* Begin THE RECORDS *
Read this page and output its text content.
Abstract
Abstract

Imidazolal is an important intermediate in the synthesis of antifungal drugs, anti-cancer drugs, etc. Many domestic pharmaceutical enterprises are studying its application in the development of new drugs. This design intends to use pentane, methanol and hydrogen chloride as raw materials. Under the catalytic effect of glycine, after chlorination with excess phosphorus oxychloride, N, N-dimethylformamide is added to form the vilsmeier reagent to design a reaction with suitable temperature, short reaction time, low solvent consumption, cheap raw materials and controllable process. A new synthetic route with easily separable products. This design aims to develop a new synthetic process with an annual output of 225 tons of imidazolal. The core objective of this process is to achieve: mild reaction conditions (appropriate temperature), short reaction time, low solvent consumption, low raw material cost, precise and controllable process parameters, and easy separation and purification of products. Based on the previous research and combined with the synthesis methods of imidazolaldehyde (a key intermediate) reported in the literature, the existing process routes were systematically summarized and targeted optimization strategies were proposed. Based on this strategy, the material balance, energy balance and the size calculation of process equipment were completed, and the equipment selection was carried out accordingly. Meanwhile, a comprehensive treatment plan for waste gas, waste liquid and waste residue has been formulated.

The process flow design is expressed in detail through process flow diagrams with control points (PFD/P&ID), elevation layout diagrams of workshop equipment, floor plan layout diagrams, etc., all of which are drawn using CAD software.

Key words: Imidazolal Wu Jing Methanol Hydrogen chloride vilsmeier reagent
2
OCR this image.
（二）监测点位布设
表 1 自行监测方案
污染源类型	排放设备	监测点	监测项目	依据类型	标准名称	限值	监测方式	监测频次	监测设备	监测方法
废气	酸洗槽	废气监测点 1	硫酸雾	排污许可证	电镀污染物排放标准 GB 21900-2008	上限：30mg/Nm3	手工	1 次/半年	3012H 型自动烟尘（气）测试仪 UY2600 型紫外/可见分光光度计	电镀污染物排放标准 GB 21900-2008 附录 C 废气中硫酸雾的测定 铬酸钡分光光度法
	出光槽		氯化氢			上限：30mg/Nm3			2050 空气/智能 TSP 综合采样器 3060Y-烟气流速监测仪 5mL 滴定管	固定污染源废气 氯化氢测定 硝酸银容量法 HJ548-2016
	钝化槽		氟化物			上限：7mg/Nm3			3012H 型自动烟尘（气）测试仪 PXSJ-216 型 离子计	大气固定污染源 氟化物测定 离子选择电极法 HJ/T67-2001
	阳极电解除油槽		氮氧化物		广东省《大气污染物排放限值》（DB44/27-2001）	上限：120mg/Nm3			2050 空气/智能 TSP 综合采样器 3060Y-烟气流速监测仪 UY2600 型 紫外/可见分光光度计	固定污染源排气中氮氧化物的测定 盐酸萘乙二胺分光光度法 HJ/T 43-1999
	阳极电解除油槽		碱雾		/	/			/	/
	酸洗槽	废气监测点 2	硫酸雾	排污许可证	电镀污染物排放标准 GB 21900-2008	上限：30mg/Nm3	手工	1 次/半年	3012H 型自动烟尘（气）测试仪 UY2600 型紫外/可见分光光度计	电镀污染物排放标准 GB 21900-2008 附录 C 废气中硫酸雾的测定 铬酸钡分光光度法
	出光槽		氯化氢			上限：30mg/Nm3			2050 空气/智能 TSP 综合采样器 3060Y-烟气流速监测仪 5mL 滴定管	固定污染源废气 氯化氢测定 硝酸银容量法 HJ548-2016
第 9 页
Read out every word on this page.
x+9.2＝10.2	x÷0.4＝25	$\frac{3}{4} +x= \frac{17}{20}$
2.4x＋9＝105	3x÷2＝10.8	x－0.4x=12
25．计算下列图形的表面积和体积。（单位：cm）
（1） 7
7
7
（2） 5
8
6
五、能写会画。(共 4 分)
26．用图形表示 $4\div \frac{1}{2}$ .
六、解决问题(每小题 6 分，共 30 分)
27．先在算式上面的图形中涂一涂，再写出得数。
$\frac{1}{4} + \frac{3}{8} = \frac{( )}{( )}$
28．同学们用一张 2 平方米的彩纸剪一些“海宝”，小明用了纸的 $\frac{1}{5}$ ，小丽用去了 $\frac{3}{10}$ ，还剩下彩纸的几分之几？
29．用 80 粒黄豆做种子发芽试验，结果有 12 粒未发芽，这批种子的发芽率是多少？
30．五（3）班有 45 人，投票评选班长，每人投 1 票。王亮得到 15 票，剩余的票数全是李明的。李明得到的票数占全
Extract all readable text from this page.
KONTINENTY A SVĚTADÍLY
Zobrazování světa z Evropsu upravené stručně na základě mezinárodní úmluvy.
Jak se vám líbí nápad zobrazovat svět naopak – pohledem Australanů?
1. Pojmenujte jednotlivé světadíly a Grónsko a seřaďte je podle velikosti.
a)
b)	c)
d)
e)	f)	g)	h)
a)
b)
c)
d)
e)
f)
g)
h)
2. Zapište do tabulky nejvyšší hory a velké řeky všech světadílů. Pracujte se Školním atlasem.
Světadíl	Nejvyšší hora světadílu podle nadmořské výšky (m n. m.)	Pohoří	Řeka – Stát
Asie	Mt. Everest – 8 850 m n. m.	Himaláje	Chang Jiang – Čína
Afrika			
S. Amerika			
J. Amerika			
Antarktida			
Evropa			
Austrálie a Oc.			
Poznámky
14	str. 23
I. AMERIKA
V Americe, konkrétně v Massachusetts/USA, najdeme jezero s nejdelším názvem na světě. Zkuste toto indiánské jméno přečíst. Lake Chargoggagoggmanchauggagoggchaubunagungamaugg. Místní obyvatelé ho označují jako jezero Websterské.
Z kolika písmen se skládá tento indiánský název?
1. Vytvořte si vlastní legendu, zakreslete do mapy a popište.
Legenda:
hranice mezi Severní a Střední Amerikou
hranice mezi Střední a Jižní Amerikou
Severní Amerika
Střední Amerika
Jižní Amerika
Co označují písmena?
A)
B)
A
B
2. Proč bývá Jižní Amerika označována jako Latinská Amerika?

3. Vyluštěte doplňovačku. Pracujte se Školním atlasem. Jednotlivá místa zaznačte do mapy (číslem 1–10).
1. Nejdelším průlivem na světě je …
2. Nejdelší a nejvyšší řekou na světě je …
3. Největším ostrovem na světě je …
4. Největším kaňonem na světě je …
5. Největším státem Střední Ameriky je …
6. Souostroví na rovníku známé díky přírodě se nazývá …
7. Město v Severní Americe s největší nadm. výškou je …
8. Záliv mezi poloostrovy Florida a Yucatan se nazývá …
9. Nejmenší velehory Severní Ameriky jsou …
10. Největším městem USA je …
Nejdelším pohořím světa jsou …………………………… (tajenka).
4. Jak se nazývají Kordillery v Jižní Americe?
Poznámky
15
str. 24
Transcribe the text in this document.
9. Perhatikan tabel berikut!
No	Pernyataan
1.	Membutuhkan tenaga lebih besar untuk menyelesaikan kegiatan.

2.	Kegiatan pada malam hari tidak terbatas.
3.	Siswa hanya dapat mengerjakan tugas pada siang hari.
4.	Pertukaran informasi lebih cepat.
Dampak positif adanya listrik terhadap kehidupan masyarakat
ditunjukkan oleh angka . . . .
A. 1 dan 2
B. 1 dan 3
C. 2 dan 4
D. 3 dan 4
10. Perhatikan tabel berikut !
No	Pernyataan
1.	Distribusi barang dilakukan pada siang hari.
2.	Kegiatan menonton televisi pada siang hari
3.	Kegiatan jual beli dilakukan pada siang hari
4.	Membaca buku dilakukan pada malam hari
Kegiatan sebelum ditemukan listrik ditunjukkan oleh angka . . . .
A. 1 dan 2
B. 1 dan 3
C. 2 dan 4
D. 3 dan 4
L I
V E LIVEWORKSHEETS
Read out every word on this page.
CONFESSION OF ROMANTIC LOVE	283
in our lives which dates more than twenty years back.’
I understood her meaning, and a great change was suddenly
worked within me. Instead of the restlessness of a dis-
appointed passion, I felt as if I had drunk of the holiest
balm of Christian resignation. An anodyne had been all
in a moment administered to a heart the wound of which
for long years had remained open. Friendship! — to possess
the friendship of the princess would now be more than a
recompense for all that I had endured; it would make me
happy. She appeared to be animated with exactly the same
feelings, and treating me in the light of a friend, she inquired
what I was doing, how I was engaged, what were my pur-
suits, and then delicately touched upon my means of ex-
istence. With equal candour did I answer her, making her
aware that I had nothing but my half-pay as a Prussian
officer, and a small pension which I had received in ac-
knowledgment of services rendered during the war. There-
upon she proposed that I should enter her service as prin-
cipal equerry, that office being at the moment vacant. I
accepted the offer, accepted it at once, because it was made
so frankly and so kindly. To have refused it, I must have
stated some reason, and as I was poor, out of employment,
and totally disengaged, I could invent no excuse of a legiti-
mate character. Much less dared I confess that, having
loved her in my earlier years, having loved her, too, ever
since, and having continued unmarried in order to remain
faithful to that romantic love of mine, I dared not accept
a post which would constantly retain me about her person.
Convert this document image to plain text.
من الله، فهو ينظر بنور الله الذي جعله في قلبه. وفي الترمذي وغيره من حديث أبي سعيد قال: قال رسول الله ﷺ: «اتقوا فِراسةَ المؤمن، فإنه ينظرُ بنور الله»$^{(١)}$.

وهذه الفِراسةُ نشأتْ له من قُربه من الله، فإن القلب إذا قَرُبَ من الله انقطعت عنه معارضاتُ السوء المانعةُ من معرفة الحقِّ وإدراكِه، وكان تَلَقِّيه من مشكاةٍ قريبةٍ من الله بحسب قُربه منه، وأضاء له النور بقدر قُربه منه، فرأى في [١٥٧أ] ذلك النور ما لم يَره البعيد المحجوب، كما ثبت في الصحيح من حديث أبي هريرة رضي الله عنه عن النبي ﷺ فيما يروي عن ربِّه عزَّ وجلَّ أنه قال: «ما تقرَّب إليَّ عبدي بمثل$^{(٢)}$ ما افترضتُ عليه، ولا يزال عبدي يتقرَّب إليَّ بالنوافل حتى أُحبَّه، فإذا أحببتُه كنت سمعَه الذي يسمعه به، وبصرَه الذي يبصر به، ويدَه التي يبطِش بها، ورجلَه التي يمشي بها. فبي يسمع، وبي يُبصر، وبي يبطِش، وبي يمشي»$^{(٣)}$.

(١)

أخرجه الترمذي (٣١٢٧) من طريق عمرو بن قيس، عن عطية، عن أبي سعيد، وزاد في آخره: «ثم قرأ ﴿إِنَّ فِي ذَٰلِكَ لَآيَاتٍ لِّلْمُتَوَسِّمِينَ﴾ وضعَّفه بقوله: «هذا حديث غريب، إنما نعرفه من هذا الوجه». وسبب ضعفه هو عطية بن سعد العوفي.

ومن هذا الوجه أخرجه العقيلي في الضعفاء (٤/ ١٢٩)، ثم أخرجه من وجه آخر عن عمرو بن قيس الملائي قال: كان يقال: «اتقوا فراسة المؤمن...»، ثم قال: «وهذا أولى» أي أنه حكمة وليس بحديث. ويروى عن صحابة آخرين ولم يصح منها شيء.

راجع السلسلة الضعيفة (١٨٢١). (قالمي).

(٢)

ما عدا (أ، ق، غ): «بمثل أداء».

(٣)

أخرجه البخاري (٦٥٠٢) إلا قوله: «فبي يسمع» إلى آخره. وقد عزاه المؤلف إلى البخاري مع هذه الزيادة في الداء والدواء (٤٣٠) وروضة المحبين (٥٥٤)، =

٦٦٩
* End THE RECORDS *
- [OBJECTIVE]:
Read the entries and select each line where the word "page" is found.

- [SOLVED EXERCISE]:
Read this page and output its text content.
Read out every word on this page.
Extract all readable text from this page.
Read out every word on this page.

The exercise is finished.